──────── Records for the task ────────

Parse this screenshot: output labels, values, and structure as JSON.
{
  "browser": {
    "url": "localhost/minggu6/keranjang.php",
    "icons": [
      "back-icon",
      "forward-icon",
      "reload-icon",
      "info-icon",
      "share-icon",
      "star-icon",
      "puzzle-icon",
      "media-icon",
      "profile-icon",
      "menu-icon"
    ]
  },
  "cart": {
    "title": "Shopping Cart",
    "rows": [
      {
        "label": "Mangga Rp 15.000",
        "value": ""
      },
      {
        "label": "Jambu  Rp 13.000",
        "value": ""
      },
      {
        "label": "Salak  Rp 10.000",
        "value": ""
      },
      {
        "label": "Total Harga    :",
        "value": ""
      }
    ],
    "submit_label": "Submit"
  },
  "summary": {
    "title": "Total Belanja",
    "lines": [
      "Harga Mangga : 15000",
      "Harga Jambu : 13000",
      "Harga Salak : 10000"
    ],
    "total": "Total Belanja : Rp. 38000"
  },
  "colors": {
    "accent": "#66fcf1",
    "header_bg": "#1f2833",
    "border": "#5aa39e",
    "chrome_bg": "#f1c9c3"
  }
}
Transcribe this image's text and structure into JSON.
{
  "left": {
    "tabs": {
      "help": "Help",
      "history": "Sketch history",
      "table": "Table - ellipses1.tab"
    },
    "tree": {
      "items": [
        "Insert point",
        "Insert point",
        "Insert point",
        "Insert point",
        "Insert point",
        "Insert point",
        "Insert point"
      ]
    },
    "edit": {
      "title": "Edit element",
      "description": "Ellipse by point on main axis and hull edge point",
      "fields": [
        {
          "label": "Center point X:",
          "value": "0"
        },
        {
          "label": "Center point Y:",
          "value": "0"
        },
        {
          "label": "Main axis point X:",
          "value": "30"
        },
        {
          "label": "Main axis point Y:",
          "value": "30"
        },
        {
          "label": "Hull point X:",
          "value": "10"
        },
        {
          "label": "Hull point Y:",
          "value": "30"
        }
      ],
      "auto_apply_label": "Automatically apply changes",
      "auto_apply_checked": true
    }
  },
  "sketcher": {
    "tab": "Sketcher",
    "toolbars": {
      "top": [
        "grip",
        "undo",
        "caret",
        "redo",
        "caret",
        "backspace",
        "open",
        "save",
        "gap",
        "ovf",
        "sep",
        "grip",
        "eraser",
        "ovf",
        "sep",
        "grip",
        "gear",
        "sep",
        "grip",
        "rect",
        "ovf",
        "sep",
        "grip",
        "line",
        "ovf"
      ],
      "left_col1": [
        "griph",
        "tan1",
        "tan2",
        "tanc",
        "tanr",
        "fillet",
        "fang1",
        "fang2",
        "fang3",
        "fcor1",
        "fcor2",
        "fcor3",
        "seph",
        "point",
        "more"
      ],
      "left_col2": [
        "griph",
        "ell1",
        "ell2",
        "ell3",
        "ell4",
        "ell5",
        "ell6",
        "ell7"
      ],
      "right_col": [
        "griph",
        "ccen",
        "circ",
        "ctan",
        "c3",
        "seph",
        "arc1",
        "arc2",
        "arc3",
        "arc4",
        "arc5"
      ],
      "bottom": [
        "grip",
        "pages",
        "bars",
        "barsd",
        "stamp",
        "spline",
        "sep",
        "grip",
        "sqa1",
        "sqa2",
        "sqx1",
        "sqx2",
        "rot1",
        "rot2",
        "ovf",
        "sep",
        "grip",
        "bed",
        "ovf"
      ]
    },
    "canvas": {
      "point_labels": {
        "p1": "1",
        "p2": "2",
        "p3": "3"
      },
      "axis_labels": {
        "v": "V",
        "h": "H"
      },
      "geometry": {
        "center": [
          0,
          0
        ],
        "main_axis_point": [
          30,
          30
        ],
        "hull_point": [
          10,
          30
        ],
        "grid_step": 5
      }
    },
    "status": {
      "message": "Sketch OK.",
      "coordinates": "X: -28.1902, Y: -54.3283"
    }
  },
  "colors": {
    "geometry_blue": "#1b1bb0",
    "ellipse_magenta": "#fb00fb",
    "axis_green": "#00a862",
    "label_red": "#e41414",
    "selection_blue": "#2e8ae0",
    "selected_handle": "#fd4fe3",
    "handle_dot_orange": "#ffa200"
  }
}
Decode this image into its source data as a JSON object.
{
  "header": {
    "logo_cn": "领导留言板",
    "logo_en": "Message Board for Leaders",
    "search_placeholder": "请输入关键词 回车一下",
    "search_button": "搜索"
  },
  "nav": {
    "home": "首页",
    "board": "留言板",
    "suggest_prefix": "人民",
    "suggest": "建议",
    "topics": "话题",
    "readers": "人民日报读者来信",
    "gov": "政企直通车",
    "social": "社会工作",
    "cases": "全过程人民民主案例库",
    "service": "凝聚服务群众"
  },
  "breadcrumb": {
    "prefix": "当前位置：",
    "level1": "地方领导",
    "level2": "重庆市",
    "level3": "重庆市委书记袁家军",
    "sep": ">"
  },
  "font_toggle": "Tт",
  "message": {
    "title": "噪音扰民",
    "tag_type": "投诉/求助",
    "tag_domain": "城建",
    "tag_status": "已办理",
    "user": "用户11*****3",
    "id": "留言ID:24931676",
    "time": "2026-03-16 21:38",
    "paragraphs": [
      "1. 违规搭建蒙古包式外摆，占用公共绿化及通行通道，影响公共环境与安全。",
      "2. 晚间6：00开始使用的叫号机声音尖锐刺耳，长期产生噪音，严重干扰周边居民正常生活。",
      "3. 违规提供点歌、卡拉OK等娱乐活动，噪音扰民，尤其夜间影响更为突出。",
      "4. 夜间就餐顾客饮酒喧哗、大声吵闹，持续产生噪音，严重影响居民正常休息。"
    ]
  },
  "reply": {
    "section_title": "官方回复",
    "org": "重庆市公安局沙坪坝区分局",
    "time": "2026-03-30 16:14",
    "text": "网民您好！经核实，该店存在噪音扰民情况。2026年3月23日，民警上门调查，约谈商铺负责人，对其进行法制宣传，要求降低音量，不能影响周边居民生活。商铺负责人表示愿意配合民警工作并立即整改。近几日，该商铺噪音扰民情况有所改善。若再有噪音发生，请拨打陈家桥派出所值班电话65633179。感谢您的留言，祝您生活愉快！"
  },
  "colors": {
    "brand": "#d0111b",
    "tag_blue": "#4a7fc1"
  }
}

────────

Task to carry out: Every entry should be printed again exactly as written.

Result below:
Parse this screenshot: output labels, values, and structure as JSON.
{
  "browser": {
    "url": "localhost/minggu6/keranjang.php",
    "icons": [
      "back-icon",
      "forward-icon",
      "reload-icon",
      "info-icon",
      "share-icon",
      "star-icon",
      "puzzle-icon",
      "media-icon",
      "profile-icon",
      "menu-icon"
    ]
  },
  "cart": {
    "title": "Shopping Cart",
    "rows": [
      {
        "label": "Mangga Rp 15.000",
        "value": ""
      },
      {
        "label": "Jambu  Rp 13.000",
        "value": ""
      },
      {
        "label": "Salak  Rp 10.000",
        "value": ""
      },
      {
        "label": "Total Harga    :",
        "value": ""
      }
    ],
    "submit_label": "Submit"
  },
  "summary": {
    "title": "Total Belanja",
    "lines": [
      "Harga Mangga : 15000",
      "Harga Jambu : 13000",
      "Harga Salak : 10000"
    ],
    "total": "Total Belanja : Rp. 38000"
  },
  "colors": {
    "accent": "#66fcf1",
    "header_bg": "#1f2833",
    "border": "#5aa39e",
    "chrome_bg": "#f1c9c3"
  }
}
Transcribe this image's text and structure into JSON.
{
  "left": {
    "tabs": {
      "help": "Help",
      "history": "Sketch history",
      "table": "Table - ellipses1.tab"
    },
    "tree": {
      "items": [
        "Insert point",
        "Insert point",
        "Insert point",
        "Insert point",
        "Insert point",
        "Insert point",
        "Insert point"
      ]
    },
    "edit": {
      "title": "Edit element",
      "description": "Ellipse by point on main axis and hull edge point",
      "fields": [
        {
          "label": "Center point X:",
          "value": "0"
        },
        {
          "label": "Center point Y:",
          "value": "0"
        },
        {
          "label": "Main axis point X:",
          "value": "30"
        },
        {
          "label": "Main axis point Y:",
          "value": "30"
        },
        {
          "label": "Hull point X:",
          "value": "10"
        },
        {
          "label": "Hull point Y:",
          "value": "30"
        }
      ],
      "auto_apply_label": "Automatically apply changes",
      "auto_apply_checked": true
    }
  },
  "sketcher": {
    "tab": "Sketcher",
    "toolbars": {
      "top": [
        "grip",
        "undo",
        "caret",
        "redo",
        "caret",
        "backspace",
        "open",
        "save",
        "gap",
        "ovf",
        "sep",
        "grip",
        "eraser",
        "ovf",
        "sep",
        "grip",
        "gear",
        "sep",
        "grip",
        "rect",
        "ovf",
        "sep",
        "grip",
        "line",
        "ovf"
      ],
      "left_col1": [
        "griph",
        "tan1",
        "tan2",
        "tanc",
        "tanr",
        "fillet",
        "fang1",
        "fang2",
        "fang3",
        "fcor1",
        "fcor2",
        "fcor3",
        "seph",
        "point",
        "more"
      ],
      "left_col2": [
        "griph",
        "ell1",
        "ell2",
        "ell3",
        "ell4",
        "ell5",
        "ell6",
        "ell7"
      ],
      "right_col": [
        "griph",
        "ccen",
        "circ",
        "ctan",
        "c3",
        "seph",
        "arc1",
        "arc2",
        "arc3",
        "arc4",
        "arc5"
      ],
      "bottom": [
        "grip",
        "pages",
        "bars",
        "barsd",
        "stamp",
        "spline",
        "sep",
        "grip",
        "sqa1",
        "sqa2",
        "sqx1",
        "sqx2",
        "rot1",
        "rot2",
        "ovf",
        "sep",
        "grip",
        "bed",
        "ovf"
      ]
    },
    "canvas": {
      "point_labels": {
        "p1": "1",
        "p2": "2",
        "p3": "3"
      },
      "axis_labels": {
        "v": "V",
        "h": "H"
      },
      "geometry": {
        "center": [
          0,
          0
        ],
        "main_axis_point": [
          30,
          30
        ],
        "hull_point": [
          10,
          30
        ],
        "grid_step": 5
      }
    },
    "status": {
      "message": "Sketch OK.",
      "coordinates": "X: -28.1902, Y: -54.3283"
    }
  },
  "colors": {
    "geometry_blue": "#1b1bb0",
    "ellipse_magenta": "#fb00fb",
    "axis_green": "#00a862",
    "label_red": "#e41414",
    "selection_blue": "#2e8ae0",
    "selected_handle": "#fd4fe3",
    "handle_dot_orange": "#ffa200"
  }
}
Decode this image into its source data as a JSON object.
{
  "header": {
    "logo_cn": "领导留言板",
    "logo_en": "Message Board for Leaders",
    "search_placeholder": "请输入关键词 回车一下",
    "search_button": "搜索"
  },
  "nav": {
    "home": "首页",
    "board": "留言板",
    "suggest_prefix": "人民",
    "suggest": "建议",
    "topics": "话题",
    "readers": "人民日报读者来信",
    "gov": "政企直通车",
    "social": "社会工作",
    "cases": "全过程人民民主案例库",
    "service": "凝聚服务群众"
  },
  "breadcrumb": {
    "prefix": "当前位置：",
    "level1": "地方领导",
    "level2": "重庆市",
    "level3": "重庆市委书记袁家军",
    "sep": ">"
  },
  "font_toggle": "Tт",
  "message": {
    "title": "噪音扰民",
    "tag_type": "投诉/求助",
    "tag_domain": "城建",
    "tag_status": "已办理",
    "user": "用户11*****3",
    "id": "留言ID:24931676",
    "time": "2026-03-16 21:38",
    "paragraphs": [
      "1. 违规搭建蒙古包式外摆，占用公共绿化及通行通道，影响公共环境与安全。",
      "2. 晚间6：00开始使用的叫号机声音尖锐刺耳，长期产生噪音，严重干扰周边居民正常生活。",
      "3. 违规提供点歌、卡拉OK等娱乐活动，噪音扰民，尤其夜间影响更为突出。",
      "4. 夜间就餐顾客饮酒喧哗、大声吵闹，持续产生噪音，严重影响居民正常休息。"
    ]
  },
  "reply": {
    "section_title": "官方回复",
    "org": "重庆市公安局沙坪坝区分局",
    "time": "2026-03-30 16:14",
    "text": "网民您好！经核实，该店存在噪音扰民情况。2026年3月23日，民警上门调查，约谈商铺负责人，对其进行法制宣传，要求降低音量，不能影响周边居民生活。商铺负责人表示愿意配合民警工作并立即整改。近几日，该商铺噪音扰民情况有所改善。若再有噪音发生，请拨打陈家桥派出所值班电话65633179。感谢您的留言，祝您生活愉快！"
  },
  "colors": {
    "brand": "#d0111b",
    "tag_blue": "#4a7fc1"
  }
}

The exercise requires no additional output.